▶ Written request: List the lines of this listing that hold the word "AFRODESCENDIENTES".

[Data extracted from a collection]
Begin

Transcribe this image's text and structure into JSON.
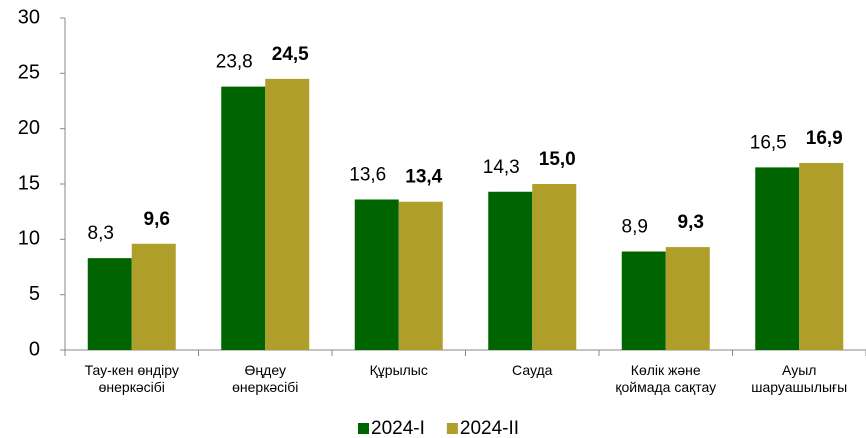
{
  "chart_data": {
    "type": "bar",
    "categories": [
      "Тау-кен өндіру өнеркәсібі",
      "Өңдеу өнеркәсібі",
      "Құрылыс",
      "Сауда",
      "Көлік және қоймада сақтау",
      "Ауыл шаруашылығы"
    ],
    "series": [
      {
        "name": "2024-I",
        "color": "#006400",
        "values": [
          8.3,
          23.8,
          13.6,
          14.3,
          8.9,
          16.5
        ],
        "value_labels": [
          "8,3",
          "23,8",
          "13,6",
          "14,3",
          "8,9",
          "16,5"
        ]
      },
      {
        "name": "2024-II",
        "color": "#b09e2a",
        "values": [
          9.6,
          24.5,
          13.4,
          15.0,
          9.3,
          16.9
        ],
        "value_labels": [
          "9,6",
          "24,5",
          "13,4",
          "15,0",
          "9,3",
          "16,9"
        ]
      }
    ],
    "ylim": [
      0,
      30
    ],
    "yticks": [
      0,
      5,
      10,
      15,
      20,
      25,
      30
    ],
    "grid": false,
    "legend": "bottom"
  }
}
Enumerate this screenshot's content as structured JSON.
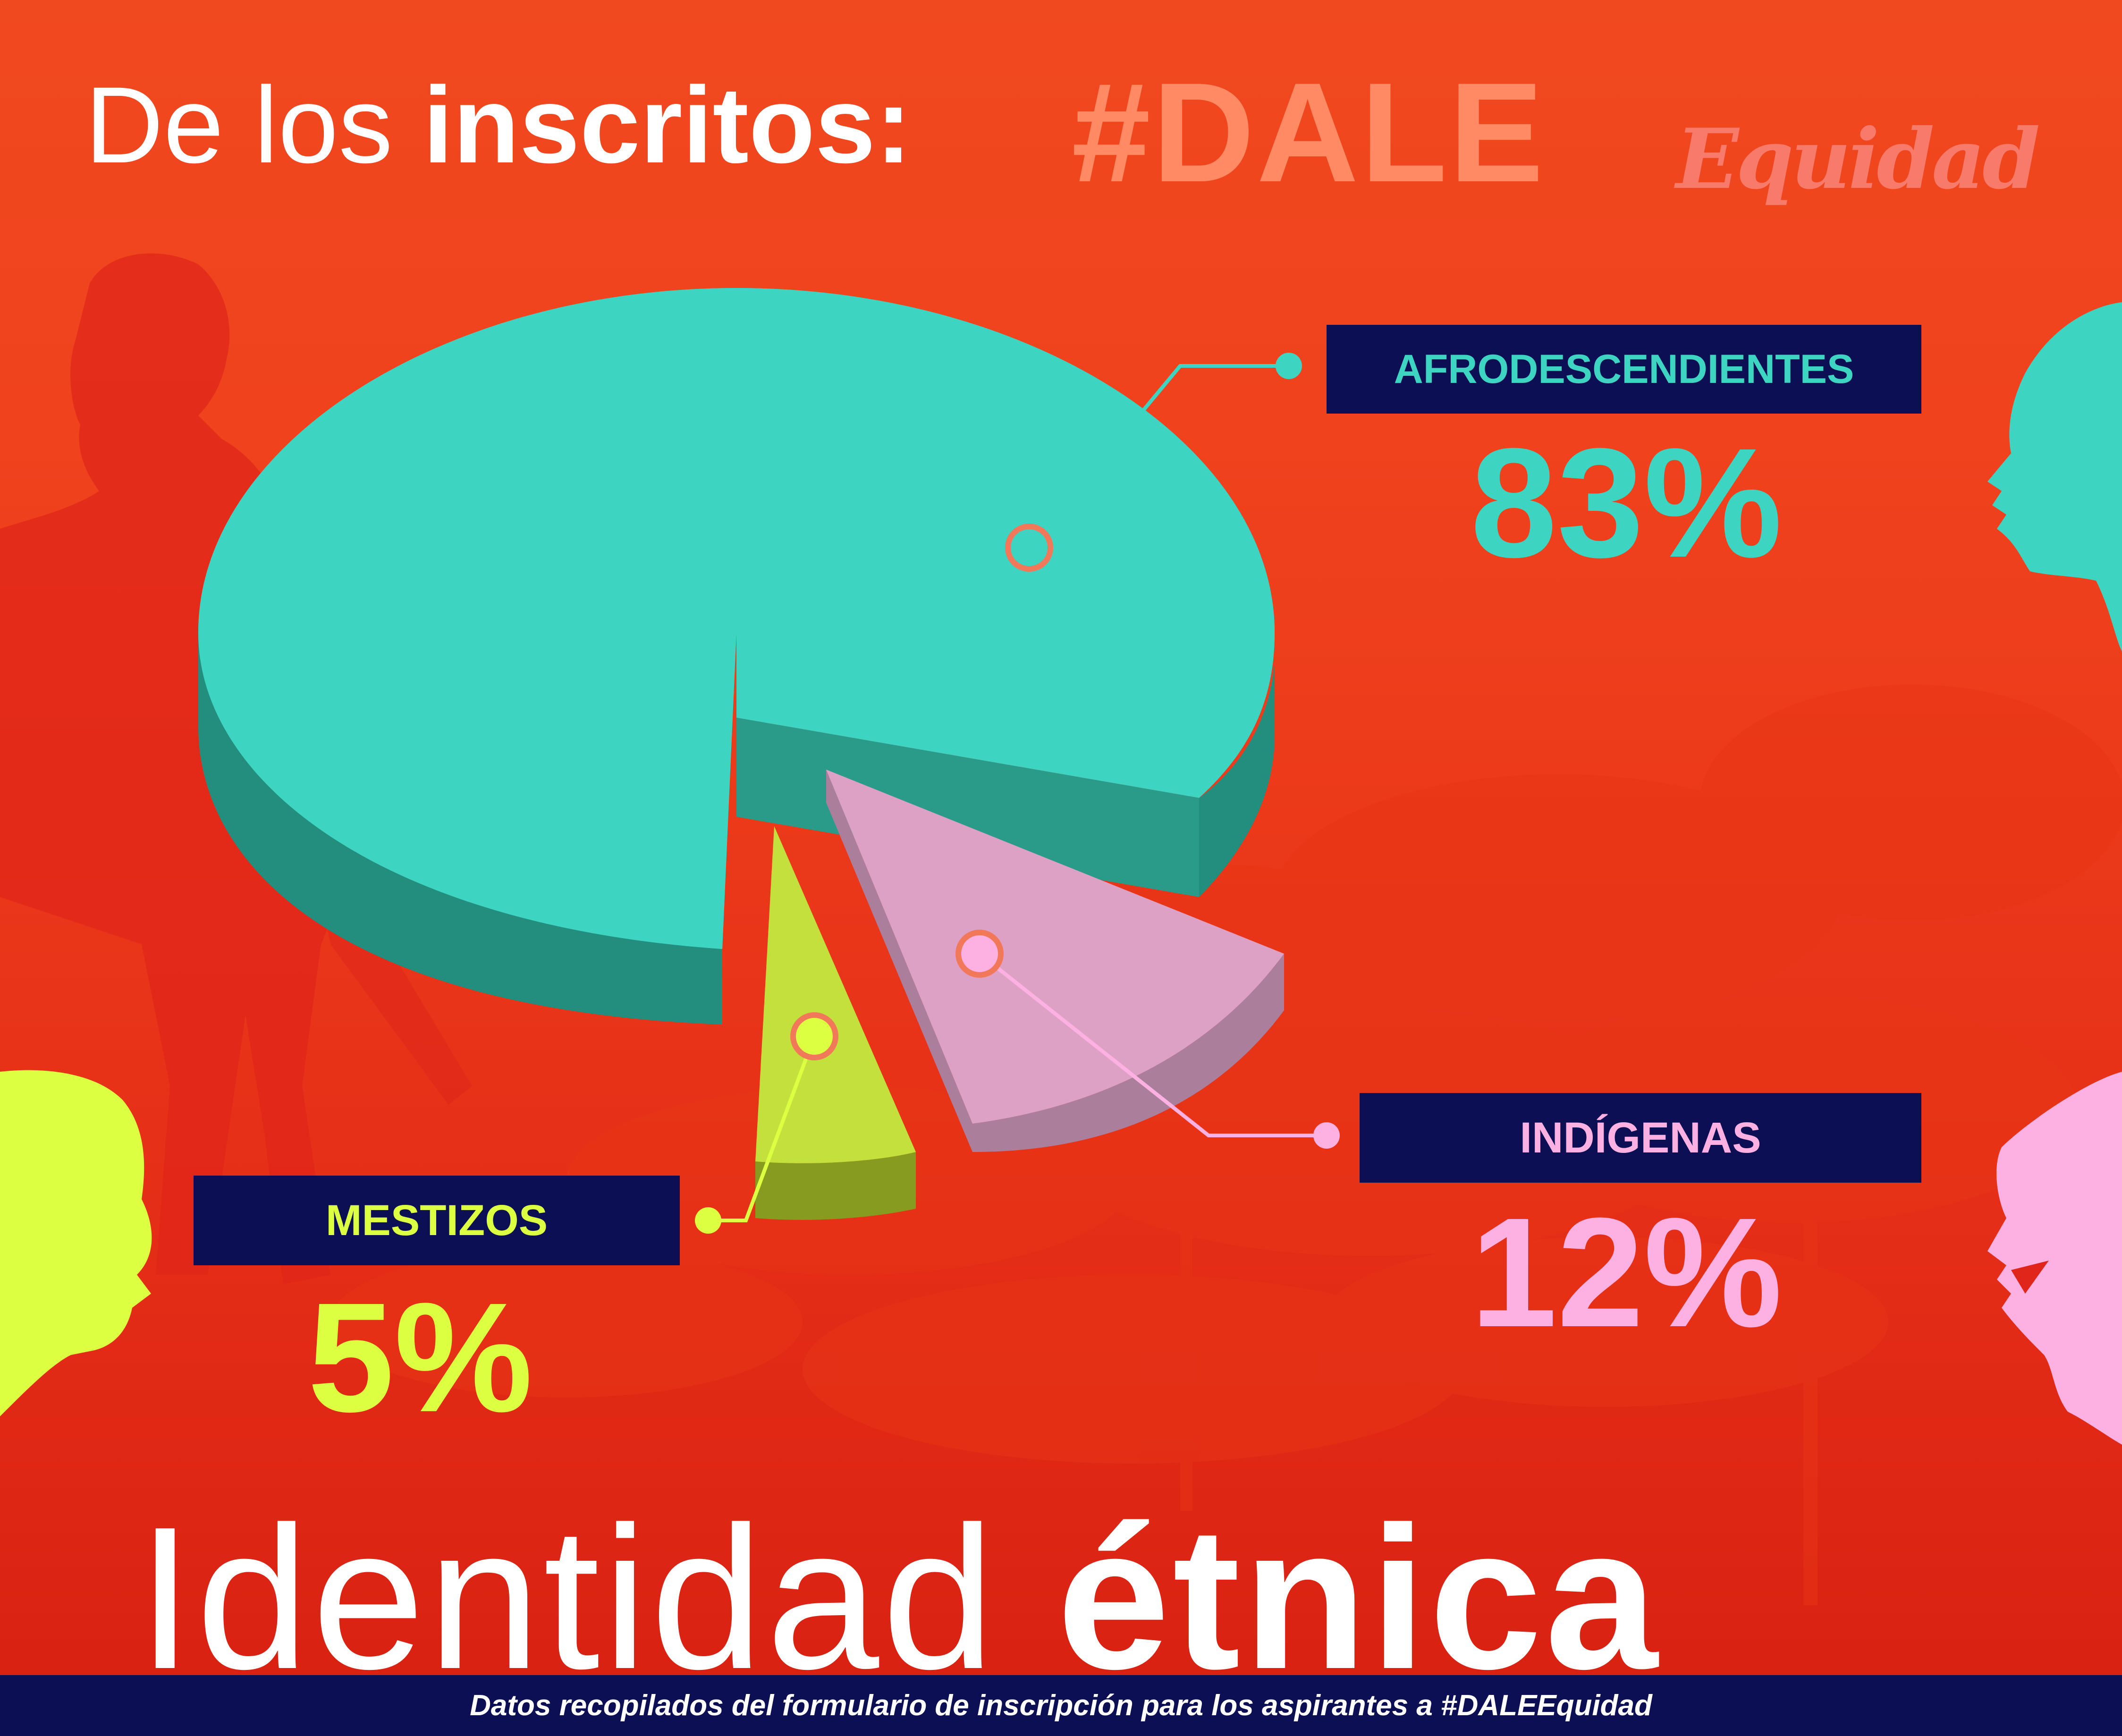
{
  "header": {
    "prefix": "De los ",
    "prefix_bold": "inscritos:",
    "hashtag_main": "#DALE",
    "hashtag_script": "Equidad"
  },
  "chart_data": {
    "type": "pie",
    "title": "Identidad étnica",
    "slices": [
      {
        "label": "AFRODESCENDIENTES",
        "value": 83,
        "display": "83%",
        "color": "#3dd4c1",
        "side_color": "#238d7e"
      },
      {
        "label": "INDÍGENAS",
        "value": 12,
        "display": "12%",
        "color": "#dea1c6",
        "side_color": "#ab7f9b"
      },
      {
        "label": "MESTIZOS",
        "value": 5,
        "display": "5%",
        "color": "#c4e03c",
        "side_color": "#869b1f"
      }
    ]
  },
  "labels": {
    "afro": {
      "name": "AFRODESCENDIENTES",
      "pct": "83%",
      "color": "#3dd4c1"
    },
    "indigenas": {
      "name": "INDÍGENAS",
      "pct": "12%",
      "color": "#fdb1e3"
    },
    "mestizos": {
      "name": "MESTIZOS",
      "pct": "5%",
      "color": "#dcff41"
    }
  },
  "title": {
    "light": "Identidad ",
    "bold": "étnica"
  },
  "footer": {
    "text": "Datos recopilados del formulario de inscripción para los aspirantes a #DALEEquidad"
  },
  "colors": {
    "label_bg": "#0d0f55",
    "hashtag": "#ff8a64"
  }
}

End
Begin

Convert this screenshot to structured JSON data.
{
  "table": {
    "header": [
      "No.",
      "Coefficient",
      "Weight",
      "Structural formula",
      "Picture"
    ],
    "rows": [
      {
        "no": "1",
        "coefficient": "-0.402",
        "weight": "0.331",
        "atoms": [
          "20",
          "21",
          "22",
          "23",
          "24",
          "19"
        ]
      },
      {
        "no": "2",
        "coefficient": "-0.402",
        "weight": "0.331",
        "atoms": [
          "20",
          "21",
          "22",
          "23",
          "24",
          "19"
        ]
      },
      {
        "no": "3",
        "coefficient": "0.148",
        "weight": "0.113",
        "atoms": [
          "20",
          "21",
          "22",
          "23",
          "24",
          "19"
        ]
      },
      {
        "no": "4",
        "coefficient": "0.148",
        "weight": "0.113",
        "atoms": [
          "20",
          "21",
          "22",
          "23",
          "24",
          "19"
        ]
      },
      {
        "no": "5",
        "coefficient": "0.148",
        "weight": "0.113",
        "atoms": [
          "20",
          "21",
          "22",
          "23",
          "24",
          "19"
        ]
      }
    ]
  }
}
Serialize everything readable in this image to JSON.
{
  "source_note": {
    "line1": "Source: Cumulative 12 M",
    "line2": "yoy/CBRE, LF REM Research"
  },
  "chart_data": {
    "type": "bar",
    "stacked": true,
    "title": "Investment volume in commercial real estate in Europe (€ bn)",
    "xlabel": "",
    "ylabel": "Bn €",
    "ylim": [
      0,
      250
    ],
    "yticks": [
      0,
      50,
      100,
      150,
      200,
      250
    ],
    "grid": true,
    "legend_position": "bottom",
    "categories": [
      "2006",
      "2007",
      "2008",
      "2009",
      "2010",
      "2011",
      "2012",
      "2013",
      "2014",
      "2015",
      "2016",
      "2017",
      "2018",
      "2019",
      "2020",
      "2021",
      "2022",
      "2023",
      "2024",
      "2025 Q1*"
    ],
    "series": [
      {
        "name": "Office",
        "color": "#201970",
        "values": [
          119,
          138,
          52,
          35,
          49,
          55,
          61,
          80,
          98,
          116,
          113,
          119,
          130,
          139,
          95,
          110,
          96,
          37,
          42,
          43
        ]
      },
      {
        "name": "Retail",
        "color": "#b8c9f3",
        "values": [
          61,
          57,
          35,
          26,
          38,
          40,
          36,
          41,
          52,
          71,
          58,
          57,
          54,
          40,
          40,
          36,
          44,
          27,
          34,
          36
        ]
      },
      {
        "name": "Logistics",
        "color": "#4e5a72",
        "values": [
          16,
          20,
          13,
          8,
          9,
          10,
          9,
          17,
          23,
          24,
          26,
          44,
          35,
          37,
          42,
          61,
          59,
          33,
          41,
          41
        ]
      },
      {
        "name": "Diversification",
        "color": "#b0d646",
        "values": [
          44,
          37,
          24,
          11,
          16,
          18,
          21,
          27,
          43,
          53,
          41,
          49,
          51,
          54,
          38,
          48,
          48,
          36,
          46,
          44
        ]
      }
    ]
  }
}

End
Begin

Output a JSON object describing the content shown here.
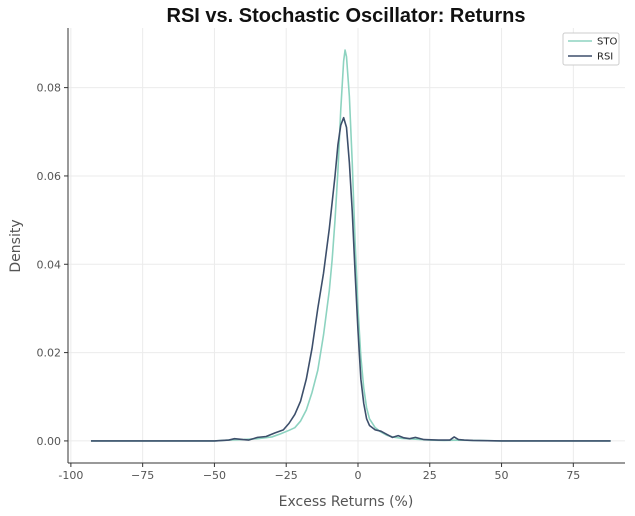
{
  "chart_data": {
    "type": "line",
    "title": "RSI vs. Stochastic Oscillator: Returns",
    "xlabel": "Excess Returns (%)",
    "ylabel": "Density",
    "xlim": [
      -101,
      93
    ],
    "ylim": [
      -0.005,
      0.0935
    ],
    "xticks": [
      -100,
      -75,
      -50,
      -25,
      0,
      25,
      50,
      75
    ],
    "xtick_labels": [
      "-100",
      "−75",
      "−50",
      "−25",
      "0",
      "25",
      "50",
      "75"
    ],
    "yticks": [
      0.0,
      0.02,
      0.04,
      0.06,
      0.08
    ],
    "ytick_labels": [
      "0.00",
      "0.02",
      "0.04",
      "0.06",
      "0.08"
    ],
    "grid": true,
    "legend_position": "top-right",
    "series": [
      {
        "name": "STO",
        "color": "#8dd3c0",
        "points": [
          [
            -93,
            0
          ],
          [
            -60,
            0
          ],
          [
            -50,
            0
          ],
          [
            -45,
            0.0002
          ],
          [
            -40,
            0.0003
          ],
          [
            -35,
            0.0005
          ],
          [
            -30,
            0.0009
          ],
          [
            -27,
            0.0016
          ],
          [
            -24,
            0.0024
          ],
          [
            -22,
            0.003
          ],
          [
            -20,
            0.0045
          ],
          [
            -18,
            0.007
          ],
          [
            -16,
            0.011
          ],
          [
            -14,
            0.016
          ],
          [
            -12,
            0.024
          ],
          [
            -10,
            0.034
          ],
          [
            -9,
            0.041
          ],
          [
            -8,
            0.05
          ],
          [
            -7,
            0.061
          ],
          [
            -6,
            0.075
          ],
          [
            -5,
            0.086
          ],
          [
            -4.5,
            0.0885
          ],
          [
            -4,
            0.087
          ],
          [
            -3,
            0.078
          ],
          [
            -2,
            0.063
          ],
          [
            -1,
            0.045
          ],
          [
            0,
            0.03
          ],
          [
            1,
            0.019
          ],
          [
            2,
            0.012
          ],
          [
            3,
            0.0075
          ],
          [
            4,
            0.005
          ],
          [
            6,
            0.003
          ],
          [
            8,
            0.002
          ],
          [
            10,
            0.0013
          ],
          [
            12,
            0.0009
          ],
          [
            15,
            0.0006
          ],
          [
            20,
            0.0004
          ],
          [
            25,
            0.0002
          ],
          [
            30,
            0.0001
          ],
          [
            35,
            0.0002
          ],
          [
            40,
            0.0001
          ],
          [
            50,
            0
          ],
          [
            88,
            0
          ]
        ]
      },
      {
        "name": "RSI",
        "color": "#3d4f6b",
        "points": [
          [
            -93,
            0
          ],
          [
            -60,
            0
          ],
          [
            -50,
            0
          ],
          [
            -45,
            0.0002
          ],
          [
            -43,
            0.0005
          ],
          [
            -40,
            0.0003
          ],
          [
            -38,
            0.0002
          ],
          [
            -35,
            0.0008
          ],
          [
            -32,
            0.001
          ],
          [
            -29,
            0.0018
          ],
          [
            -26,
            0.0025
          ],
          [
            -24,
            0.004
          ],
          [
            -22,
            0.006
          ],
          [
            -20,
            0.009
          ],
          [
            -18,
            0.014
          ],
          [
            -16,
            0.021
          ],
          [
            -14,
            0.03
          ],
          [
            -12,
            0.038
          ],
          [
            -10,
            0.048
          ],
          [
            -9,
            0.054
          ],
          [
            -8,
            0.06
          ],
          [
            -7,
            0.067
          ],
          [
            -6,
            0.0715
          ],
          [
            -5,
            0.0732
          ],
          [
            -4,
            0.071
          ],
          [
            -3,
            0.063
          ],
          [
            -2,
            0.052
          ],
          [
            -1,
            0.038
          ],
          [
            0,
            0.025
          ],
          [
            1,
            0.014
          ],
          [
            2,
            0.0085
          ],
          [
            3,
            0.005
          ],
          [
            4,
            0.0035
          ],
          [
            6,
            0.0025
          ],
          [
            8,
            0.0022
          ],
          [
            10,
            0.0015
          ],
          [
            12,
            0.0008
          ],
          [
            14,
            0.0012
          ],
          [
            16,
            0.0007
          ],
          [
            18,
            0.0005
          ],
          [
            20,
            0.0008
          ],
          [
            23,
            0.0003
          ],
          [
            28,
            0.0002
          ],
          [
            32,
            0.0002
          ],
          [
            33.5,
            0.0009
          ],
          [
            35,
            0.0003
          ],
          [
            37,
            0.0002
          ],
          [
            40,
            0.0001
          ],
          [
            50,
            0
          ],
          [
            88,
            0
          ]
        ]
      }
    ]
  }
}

End

▶ Task solution:
        "label": "AFRODESCENDIENTES",
      "name": "AFRODESCENDIENTES",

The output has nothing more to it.